### Brief
Below are some records. Say in a single number how many of their lines include the word "酚酞试液变红后褪色越快".

━━━ Supplied records

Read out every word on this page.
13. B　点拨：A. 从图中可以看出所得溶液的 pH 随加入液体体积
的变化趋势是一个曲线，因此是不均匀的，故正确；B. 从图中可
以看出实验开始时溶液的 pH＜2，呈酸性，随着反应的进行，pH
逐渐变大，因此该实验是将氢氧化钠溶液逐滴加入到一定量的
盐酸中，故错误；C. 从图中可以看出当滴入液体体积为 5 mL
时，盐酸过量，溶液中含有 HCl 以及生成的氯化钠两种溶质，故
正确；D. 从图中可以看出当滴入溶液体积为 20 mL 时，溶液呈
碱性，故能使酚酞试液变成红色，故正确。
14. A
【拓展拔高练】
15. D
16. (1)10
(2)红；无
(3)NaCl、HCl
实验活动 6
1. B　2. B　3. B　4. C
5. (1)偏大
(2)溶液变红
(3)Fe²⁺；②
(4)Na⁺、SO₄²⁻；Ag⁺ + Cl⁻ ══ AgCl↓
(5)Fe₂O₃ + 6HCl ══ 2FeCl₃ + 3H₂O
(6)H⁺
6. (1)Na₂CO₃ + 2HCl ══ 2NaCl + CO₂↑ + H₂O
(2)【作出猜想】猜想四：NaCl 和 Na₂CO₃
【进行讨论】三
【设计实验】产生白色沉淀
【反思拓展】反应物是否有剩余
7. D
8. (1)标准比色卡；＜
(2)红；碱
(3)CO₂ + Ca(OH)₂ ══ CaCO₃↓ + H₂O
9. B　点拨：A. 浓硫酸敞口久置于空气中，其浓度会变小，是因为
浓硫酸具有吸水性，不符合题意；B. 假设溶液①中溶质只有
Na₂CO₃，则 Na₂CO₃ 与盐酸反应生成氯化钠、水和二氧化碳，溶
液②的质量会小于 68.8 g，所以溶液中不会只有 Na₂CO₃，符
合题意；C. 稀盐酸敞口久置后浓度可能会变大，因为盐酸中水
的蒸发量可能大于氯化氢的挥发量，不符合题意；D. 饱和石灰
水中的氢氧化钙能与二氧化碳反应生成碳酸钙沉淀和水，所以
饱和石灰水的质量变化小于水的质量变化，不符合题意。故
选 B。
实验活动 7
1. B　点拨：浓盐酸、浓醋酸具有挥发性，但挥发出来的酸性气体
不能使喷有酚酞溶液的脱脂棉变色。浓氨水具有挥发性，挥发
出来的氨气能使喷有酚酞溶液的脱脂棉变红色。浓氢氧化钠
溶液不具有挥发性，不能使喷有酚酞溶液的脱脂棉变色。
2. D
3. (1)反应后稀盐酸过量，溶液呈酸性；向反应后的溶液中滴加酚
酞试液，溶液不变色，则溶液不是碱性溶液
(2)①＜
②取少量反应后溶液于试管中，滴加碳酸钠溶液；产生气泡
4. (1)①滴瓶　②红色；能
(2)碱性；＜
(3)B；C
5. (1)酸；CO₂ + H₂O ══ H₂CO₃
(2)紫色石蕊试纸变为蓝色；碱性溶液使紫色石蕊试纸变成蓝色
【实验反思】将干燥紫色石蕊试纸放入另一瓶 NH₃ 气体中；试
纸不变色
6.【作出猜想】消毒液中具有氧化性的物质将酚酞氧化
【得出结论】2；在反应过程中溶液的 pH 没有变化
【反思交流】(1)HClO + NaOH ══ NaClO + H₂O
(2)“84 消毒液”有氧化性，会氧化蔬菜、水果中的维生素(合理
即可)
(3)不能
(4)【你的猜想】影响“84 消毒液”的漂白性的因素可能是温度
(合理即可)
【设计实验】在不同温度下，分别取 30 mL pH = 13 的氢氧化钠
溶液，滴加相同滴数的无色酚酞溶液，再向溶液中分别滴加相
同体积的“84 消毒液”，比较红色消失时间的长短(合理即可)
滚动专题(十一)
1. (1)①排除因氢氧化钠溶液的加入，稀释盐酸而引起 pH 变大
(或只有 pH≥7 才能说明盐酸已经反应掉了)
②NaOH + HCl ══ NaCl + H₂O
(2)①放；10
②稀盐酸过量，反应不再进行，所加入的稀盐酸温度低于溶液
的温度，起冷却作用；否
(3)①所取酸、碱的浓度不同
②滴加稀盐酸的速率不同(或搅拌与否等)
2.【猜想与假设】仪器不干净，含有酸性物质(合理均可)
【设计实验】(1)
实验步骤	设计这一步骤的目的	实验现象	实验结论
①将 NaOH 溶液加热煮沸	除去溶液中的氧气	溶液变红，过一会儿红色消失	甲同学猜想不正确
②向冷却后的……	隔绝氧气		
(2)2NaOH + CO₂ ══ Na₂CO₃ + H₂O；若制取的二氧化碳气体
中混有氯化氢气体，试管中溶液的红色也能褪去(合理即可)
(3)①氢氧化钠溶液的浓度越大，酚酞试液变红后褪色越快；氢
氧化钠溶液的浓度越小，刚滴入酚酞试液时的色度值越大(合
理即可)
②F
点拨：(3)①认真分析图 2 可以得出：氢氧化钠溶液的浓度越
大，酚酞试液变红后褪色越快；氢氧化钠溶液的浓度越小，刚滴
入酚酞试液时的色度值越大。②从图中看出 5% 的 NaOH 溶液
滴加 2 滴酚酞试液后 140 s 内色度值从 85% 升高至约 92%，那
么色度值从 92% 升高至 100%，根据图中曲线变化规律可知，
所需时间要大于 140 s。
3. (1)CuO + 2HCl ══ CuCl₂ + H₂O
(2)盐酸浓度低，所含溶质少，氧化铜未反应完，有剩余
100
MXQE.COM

━━━━━━

### Finished task
2